## The exercise
Scan the data below for the string "established". Copy every line where it appears.

## Provided data

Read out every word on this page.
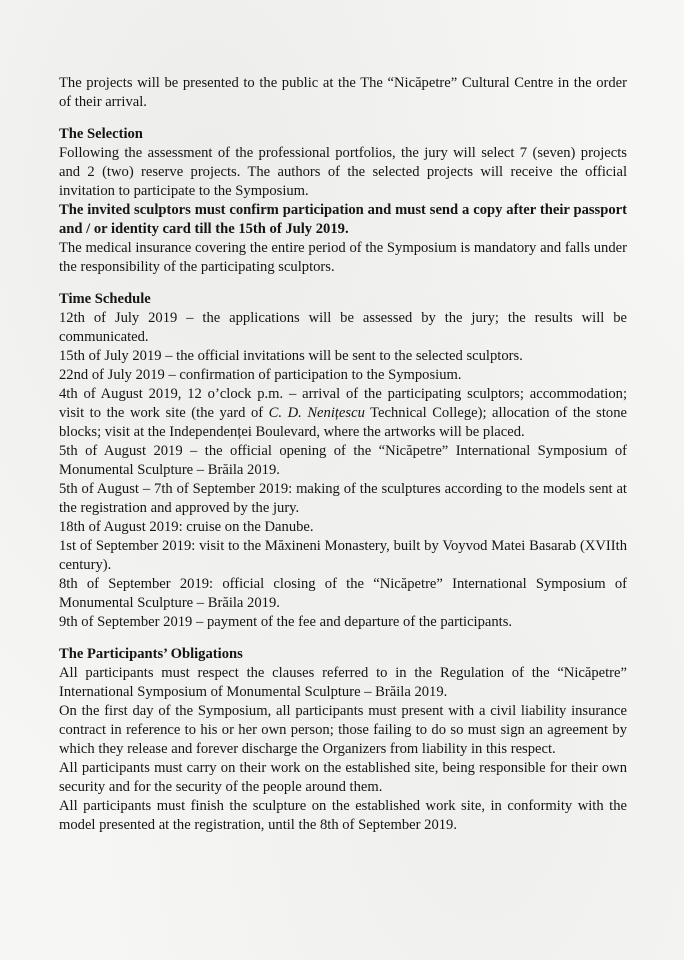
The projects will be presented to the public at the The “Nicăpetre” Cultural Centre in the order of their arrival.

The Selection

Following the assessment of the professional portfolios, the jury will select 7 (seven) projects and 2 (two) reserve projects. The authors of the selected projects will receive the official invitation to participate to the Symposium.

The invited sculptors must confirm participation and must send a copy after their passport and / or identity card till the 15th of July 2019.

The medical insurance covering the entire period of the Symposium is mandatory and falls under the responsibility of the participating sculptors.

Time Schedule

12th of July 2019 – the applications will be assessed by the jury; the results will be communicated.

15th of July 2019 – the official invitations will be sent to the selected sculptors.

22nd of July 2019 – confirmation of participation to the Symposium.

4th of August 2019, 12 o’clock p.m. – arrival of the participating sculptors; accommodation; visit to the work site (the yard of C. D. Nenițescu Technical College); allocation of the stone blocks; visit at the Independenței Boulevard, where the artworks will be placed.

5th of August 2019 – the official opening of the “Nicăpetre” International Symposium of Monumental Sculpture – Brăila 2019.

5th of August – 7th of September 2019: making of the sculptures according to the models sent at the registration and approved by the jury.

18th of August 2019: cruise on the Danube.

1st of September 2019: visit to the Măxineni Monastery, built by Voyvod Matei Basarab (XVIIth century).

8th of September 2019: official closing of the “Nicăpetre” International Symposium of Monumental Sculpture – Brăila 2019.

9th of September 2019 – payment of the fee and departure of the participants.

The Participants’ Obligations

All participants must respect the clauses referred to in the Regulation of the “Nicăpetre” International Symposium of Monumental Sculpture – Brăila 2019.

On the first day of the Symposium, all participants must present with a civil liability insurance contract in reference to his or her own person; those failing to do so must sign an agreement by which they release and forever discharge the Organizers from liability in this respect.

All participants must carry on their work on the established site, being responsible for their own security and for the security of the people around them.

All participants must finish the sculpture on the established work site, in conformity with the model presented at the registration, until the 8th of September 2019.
---
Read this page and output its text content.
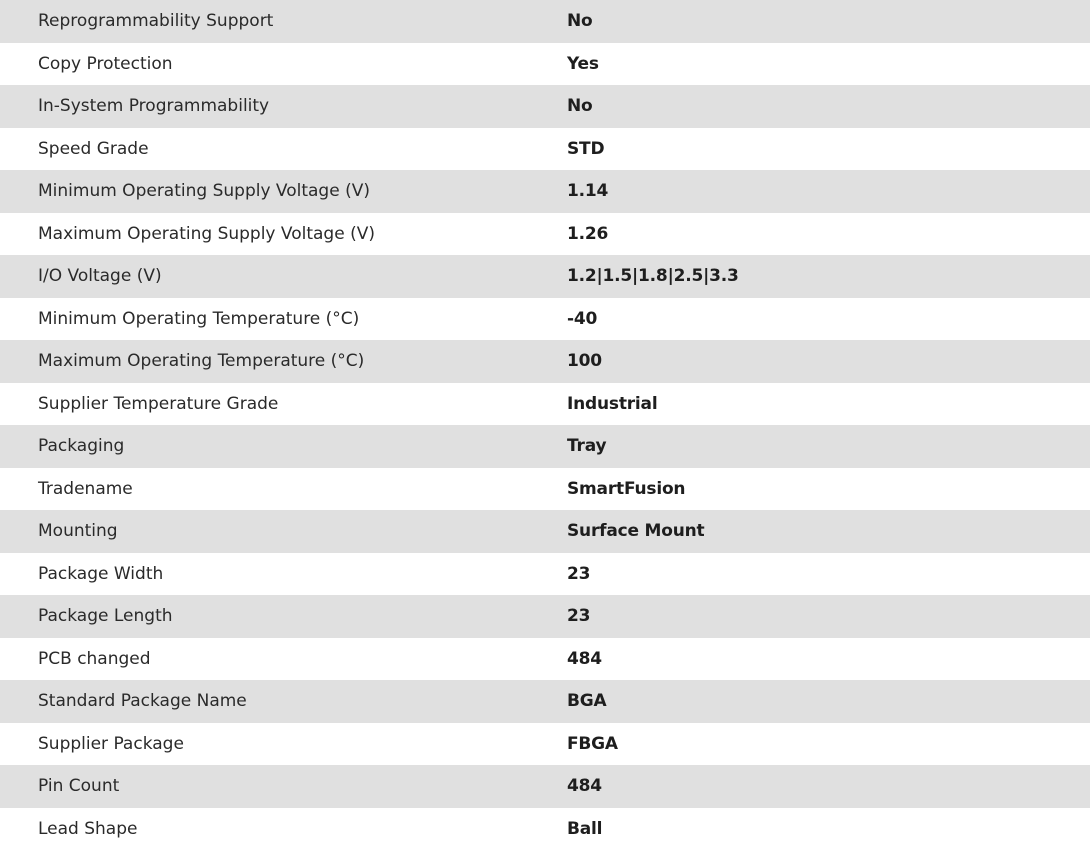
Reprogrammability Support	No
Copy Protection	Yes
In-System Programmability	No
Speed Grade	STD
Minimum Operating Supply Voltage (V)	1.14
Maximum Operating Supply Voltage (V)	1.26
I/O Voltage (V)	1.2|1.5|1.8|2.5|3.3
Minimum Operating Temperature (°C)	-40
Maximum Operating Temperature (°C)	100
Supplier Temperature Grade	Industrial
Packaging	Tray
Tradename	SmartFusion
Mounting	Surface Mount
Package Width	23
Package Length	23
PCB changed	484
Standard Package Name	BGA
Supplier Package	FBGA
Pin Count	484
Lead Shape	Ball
--
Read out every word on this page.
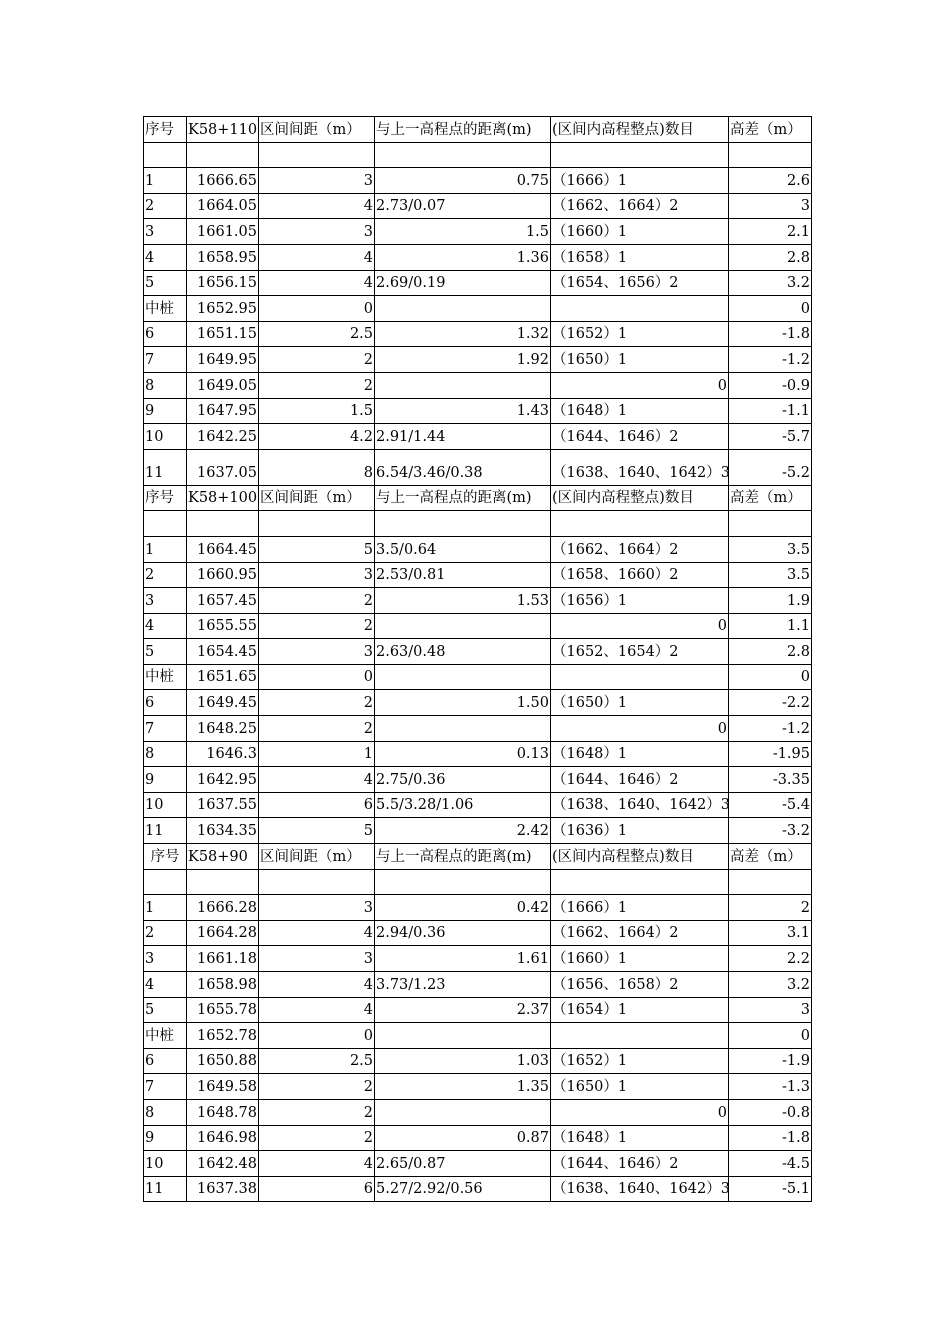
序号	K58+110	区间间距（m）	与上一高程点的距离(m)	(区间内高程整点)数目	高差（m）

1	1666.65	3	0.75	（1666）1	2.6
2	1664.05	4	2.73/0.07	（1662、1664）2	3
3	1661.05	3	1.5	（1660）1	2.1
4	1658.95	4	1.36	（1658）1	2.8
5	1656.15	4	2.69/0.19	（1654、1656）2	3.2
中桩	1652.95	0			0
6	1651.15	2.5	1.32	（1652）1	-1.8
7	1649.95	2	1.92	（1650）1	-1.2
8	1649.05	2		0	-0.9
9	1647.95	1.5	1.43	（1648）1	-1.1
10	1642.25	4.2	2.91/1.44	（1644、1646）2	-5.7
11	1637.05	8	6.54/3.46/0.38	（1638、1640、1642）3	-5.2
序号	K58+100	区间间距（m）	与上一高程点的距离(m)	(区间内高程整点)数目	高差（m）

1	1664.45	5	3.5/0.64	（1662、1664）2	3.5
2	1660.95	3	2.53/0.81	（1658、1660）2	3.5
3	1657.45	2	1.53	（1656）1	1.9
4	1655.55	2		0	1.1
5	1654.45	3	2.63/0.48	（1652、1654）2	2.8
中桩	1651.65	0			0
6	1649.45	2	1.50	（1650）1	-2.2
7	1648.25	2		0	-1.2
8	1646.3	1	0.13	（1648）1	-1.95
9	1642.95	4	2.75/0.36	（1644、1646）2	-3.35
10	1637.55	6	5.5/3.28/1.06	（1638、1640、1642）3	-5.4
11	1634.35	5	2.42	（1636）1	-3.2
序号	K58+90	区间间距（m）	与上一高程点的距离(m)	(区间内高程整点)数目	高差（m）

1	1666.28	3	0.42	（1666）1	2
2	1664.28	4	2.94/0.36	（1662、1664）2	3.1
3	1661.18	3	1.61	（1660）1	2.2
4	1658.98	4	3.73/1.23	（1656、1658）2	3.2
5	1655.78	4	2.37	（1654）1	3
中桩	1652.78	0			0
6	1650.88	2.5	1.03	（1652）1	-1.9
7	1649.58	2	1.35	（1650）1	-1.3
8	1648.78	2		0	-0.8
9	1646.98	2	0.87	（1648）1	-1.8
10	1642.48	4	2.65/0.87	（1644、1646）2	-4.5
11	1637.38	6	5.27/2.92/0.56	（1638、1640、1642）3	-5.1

## Answer to this problem
All participants must carry on their work on the established site, being responsible for their own security and for the security of the people around them.
All participants must finish the sculpture on the established work site, in conformity with the model presented at the registration, until the 8th of September 2019.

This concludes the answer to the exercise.